Data section ->

▼▼▼

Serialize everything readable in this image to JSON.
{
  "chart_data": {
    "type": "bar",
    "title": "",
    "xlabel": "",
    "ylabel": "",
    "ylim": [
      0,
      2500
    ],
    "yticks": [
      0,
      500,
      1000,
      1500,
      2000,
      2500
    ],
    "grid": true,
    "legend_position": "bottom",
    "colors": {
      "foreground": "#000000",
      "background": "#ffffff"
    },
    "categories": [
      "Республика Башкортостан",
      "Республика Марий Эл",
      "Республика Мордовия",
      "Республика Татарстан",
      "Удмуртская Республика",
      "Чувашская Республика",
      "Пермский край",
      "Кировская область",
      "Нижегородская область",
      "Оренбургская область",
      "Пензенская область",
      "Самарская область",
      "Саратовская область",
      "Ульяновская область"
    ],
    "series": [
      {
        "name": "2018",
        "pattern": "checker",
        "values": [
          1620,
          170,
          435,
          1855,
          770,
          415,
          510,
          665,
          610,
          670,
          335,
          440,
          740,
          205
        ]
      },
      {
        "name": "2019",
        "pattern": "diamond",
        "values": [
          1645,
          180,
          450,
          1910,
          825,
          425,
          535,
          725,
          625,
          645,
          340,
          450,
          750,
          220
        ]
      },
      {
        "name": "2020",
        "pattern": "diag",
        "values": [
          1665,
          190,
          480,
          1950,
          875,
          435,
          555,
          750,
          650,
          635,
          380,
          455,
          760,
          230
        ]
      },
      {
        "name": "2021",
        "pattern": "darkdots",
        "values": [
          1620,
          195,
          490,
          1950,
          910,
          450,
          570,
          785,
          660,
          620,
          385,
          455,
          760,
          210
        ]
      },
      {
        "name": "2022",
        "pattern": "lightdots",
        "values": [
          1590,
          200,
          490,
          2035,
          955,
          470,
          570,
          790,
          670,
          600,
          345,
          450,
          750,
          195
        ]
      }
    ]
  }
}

▲▲▲

Problem to work on -> Go through the lines above. Select every one that has the string "область".

Written answer ->
      "Кировская область",
      "Нижегородская область",
      "Оренбургская область",
      "Пензенская область",
      "Самарская область",
      "Саратовская область",
      "Ульяновская область"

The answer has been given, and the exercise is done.